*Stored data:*

--- start ---

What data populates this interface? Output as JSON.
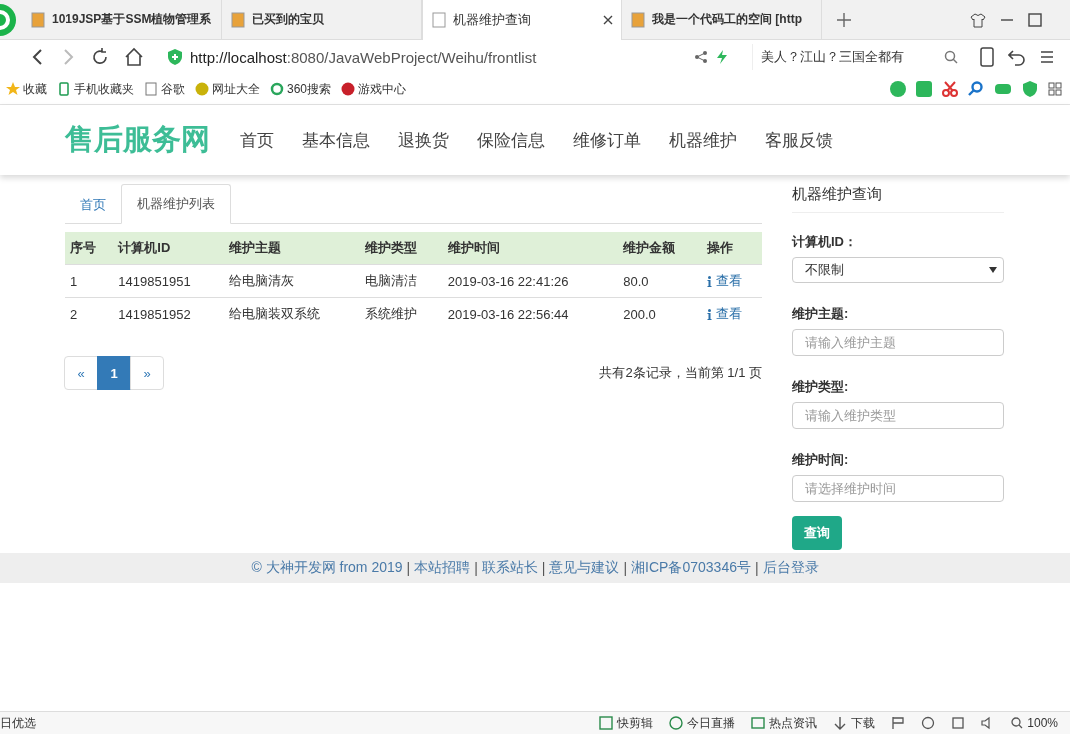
{
  "browser": {
    "tabs": [
      {
        "title": "1019JSP基于SSM植物管理系",
        "selected": false
      },
      {
        "title": "已买到的宝贝",
        "selected": false
      },
      {
        "title": "机器维护查询",
        "selected": true
      },
      {
        "title": "我是一个代码工的空间 [http",
        "selected": false
      }
    ],
    "url_host": "http://localhost",
    "url_rest": ":8080/JavaWebProject/Weihu/frontlist",
    "search_hint": "美人？江山？三国全都有",
    "bookmarks": [
      {
        "label": "收藏"
      },
      {
        "label": "手机收藏夹"
      },
      {
        "label": "谷歌"
      },
      {
        "label": "网址大全"
      },
      {
        "label": "360搜索"
      },
      {
        "label": "游戏中心"
      }
    ]
  },
  "site": {
    "logo": "售后服务网",
    "nav": [
      {
        "label": "首页"
      },
      {
        "label": "基本信息"
      },
      {
        "label": "退换货"
      },
      {
        "label": "保险信息"
      },
      {
        "label": "维修订单"
      },
      {
        "label": "机器维护"
      },
      {
        "label": "客服反馈"
      }
    ]
  },
  "breadcrumb_tabs": [
    {
      "label": "首页",
      "selected": false
    },
    {
      "label": "机器维护列表",
      "selected": true
    }
  ],
  "table": {
    "columns": [
      "序号",
      "计算机ID",
      "维护主题",
      "维护类型",
      "维护时间",
      "维护金额",
      "操作"
    ],
    "rows": [
      [
        "1",
        "1419851951",
        "给电脑清灰",
        "电脑清洁",
        "2019-03-16 22:41:26",
        "80.0",
        "查看"
      ],
      [
        "2",
        "1419851952",
        "给电脑装双系统",
        "系统维护",
        "2019-03-16 22:56:44",
        "200.0",
        "查看"
      ]
    ]
  },
  "pagination": [
    {
      "label": "«",
      "selected": false
    },
    {
      "label": "1",
      "selected": true
    },
    {
      "label": "»",
      "selected": false
    }
  ],
  "page_info": "共有2条记录，当前第 1/1 页",
  "search_panel": {
    "title": "机器维护查询",
    "computer_label": "计算机ID：",
    "computer_value": "不限制",
    "topic_label": "维护主题:",
    "topic_placeholder": "请输入维护主题",
    "type_label": "维护类型:",
    "type_placeholder": "请输入维护类型",
    "time_label": "维护时间:",
    "time_placeholder": "请选择维护时间",
    "button": "查询"
  },
  "footer": {
    "copyright": "© 大神开发网 from 2019",
    "separator": "|",
    "links": [
      "本站招聘",
      "联系站长",
      "意见与建议",
      "湘ICP备0703346号",
      "后台登录"
    ]
  },
  "status_bar": {
    "left": "日优选",
    "items": [
      "快剪辑",
      "今日直播",
      "热点资讯",
      "下载"
    ],
    "zoom": "100%"
  }
}
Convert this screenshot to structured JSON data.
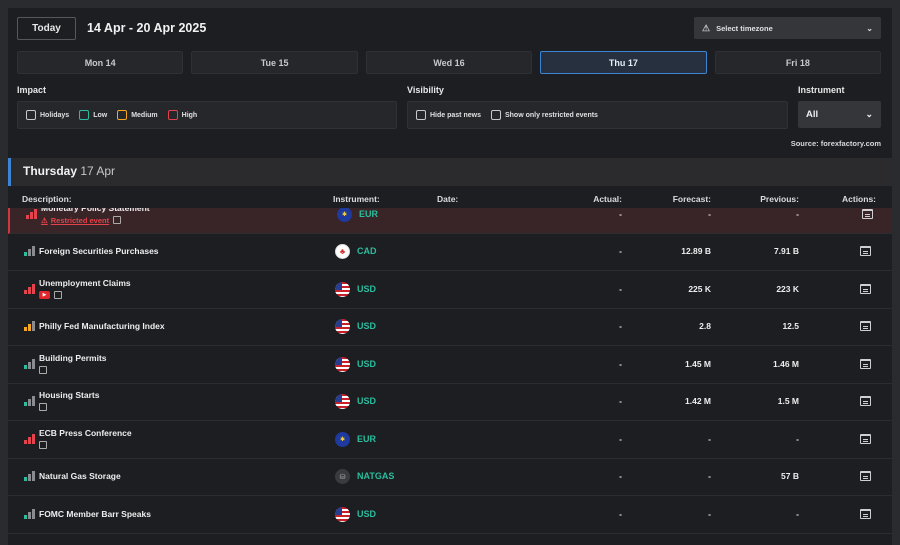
{
  "header": {
    "today_label": "Today",
    "date_range": "14 Apr - 20 Apr 2025",
    "timezone_label": "Select timezone",
    "timezone_icon": "globe-warning-icon"
  },
  "days": [
    "Mon 14",
    "Tue 15",
    "Wed 16",
    "Thu 17",
    "Fri 18"
  ],
  "active_day": "Thu 17",
  "filters": {
    "impact_label": "Impact",
    "impact": [
      "Holidays",
      "Low",
      "Medium",
      "High"
    ],
    "visibility_label": "Visibility",
    "visibility": [
      "Hide past news",
      "Show only restricted events"
    ],
    "instrument_label": "Instrument",
    "instrument_value": "All"
  },
  "source": "Source: forexfactory.com",
  "day_header": {
    "weekday": "Thursday",
    "date": "17 Apr"
  },
  "columns": {
    "description": "Description:",
    "instrument": "Instrument:",
    "date": "Date:",
    "actual": "Actual:",
    "forecast": "Forecast:",
    "previous": "Previous:",
    "actions": "Actions:"
  },
  "colors": {
    "high": "#e2434c",
    "medium": "#f5a623",
    "low": "#2bbd9e",
    "accent": "#3b84d6"
  },
  "events": [
    {
      "name": "Monetary Policy Statement",
      "impact": "high",
      "currency": "EUR",
      "flag": "eur",
      "actual": "-",
      "forecast": "-",
      "previous": "-",
      "restricted": true,
      "restricted_label": "Restricted event"
    },
    {
      "name": "Foreign Securities Purchases",
      "impact": "low",
      "currency": "CAD",
      "flag": "cad",
      "actual": "-",
      "forecast": "12.89 B",
      "previous": "7.91 B"
    },
    {
      "name": "Unemployment Claims",
      "impact": "high",
      "currency": "USD",
      "flag": "usd",
      "actual": "-",
      "forecast": "225 K",
      "previous": "223 K",
      "video": true,
      "note": true
    },
    {
      "name": "Philly Fed Manufacturing Index",
      "impact": "medium",
      "currency": "USD",
      "flag": "usd",
      "actual": "-",
      "forecast": "2.8",
      "previous": "12.5"
    },
    {
      "name": "Building Permits",
      "impact": "low",
      "currency": "USD",
      "flag": "usd",
      "actual": "-",
      "forecast": "1.45 M",
      "previous": "1.46 M",
      "note": true
    },
    {
      "name": "Housing Starts",
      "impact": "low",
      "currency": "USD",
      "flag": "usd",
      "actual": "-",
      "forecast": "1.42 M",
      "previous": "1.5 M",
      "note": true
    },
    {
      "name": "ECB Press Conference",
      "impact": "high",
      "currency": "EUR",
      "flag": "eur",
      "actual": "-",
      "forecast": "-",
      "previous": "-",
      "note": true
    },
    {
      "name": "Natural Gas Storage",
      "impact": "low",
      "currency": "NATGAS",
      "flag": "gas",
      "actual": "-",
      "forecast": "-",
      "previous": "57 B"
    },
    {
      "name": "FOMC Member Barr Speaks",
      "impact": "low",
      "currency": "USD",
      "flag": "usd",
      "actual": "-",
      "forecast": "-",
      "previous": "-"
    }
  ]
}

--- end ---

*Problem requirements:* Copy out all of the data word for word. Do not carry over any picture.

*Result:*
What data populates this interface? Output as JSON.
{
  "browser": {
    "tabs": [
      {
        "title": "1019JSP基于SSM植物管理系",
        "selected": false
      },
      {
        "title": "已买到的宝贝",
        "selected": false
      },
      {
        "title": "机器维护查询",
        "selected": true
      },
      {
        "title": "我是一个代码工的空间 [http",
        "selected": false
      }
    ],
    "url_host": "http://localhost",
    "url_rest": ":8080/JavaWebProject/Weihu/frontlist",
    "search_hint": "美人？江山？三国全都有",
    "bookmarks": [
      {
        "label": "收藏"
      },
      {
        "label": "手机收藏夹"
      },
      {
        "label": "谷歌"
      },
      {
        "label": "网址大全"
      },
      {
        "label": "360搜索"
      },
      {
        "label": "游戏中心"
      }
    ]
  },
  "site": {
    "logo": "售后服务网",
    "nav": [
      {
        "label": "首页"
      },
      {
        "label": "基本信息"
      },
      {
        "label": "退换货"
      },
      {
        "label": "保险信息"
      },
      {
        "label": "维修订单"
      },
      {
        "label": "机器维护"
      },
      {
        "label": "客服反馈"
      }
    ]
  },
  "breadcrumb_tabs": [
    {
      "label": "首页",
      "selected": false
    },
    {
      "label": "机器维护列表",
      "selected": true
    }
  ],
  "table": {
    "columns": [
      "序号",
      "计算机ID",
      "维护主题",
      "维护类型",
      "维护时间",
      "维护金额",
      "操作"
    ],
    "rows": [
      [
        "1",
        "1419851951",
        "给电脑清灰",
        "电脑清洁",
        "2019-03-16 22:41:26",
        "80.0",
        "查看"
      ],
      [
        "2",
        "1419851952",
        "给电脑装双系统",
        "系统维护",
        "2019-03-16 22:56:44",
        "200.0",
        "查看"
      ]
    ]
  },
  "pagination": [
    {
      "label": "«",
      "selected": false
    },
    {
      "label": "1",
      "selected": true
    },
    {
      "label": "»",
      "selected": false
    }
  ],
  "page_info": "共有2条记录，当前第 1/1 页",
  "search_panel": {
    "title": "机器维护查询",
    "computer_label": "计算机ID：",
    "computer_value": "不限制",
    "topic_label": "维护主题:",
    "topic_placeholder": "请输入维护主题",
    "type_label": "维护类型:",
    "type_placeholder": "请输入维护类型",
    "time_label": "维护时间:",
    "time_placeholder": "请选择维护时间",
    "button": "查询"
  },
  "footer": {
    "copyright": "© 大神开发网 from 2019",
    "separator": "|",
    "links": [
      "本站招聘",
      "联系站长",
      "意见与建议",
      "湘ICP备0703346号",
      "后台登录"
    ]
  },
  "status_bar": {
    "left": "日优选",
    "items": [
      "快剪辑",
      "今日直播",
      "热点资讯",
      "下载"
    ],
    "zoom": "100%"
  }
}
Convert this screenshot to structured JSON data.
{
  "header": {
    "today_label": "Today",
    "date_range": "14 Apr - 20 Apr 2025",
    "timezone_label": "Select timezone",
    "timezone_icon": "globe-warning-icon"
  },
  "days": [
    "Mon 14",
    "Tue 15",
    "Wed 16",
    "Thu 17",
    "Fri 18"
  ],
  "active_day": "Thu 17",
  "filters": {
    "impact_label": "Impact",
    "impact": [
      "Holidays",
      "Low",
      "Medium",
      "High"
    ],
    "visibility_label": "Visibility",
    "visibility": [
      "Hide past news",
      "Show only restricted events"
    ],
    "instrument_label": "Instrument",
    "instrument_value": "All"
  },
  "source": "Source: forexfactory.com",
  "day_header": {
    "weekday": "Thursday",
    "date": "17 Apr"
  },
  "columns": {
    "description": "Description:",
    "instrument": "Instrument:",
    "date": "Date:",
    "actual": "Actual:",
    "forecast": "Forecast:",
    "previous": "Previous:",
    "actions": "Actions:"
  },
  "colors": {
    "high": "#e2434c",
    "medium": "#f5a623",
    "low": "#2bbd9e",
    "accent": "#3b84d6"
  },
  "events": [
    {
      "name": "Monetary Policy Statement",
      "impact": "high",
      "currency": "EUR",
      "flag": "eur",
      "actual": "-",
      "forecast": "-",
      "previous": "-",
      "restricted": true,
      "restricted_label": "Restricted event"
    },
    {
      "name": "Foreign Securities Purchases",
      "impact": "low",
      "currency": "CAD",
      "flag": "cad",
      "actual": "-",
      "forecast": "12.89 B",
      "previous": "7.91 B"
    },
    {
      "name": "Unemployment Claims",
      "impact": "high",
      "currency": "USD",
      "flag": "usd",
      "actual": "-",
      "forecast": "225 K",
      "previous": "223 K",
      "video": true,
      "note": true
    },
    {
      "name": "Philly Fed Manufacturing Index",
      "impact": "medium",
      "currency": "USD",
      "flag": "usd",
      "actual": "-",
      "forecast": "2.8",
      "previous": "12.5"
    },
    {
      "name": "Building Permits",
      "impact": "low",
      "currency": "USD",
      "flag": "usd",
      "actual": "-",
      "forecast": "1.45 M",
      "previous": "1.46 M",
      "note": true
    },
    {
      "name": "Housing Starts",
      "impact": "low",
      "currency": "USD",
      "flag": "usd",
      "actual": "-",
      "forecast": "1.42 M",
      "previous": "1.5 M",
      "note": true
    },
    {
      "name": "ECB Press Conference",
      "impact": "high",
      "currency": "EUR",
      "flag": "eur",
      "actual": "-",
      "forecast": "-",
      "previous": "-",
      "note": true
    },
    {
      "name": "Natural Gas Storage",
      "impact": "low",
      "currency": "NATGAS",
      "flag": "gas",
      "actual": "-",
      "forecast": "-",
      "previous": "57 B"
    },
    {
      "name": "FOMC Member Barr Speaks",
      "impact": "low",
      "currency": "USD",
      "flag": "usd",
      "actual": "-",
      "forecast": "-",
      "previous": "-"
    }
  ]
}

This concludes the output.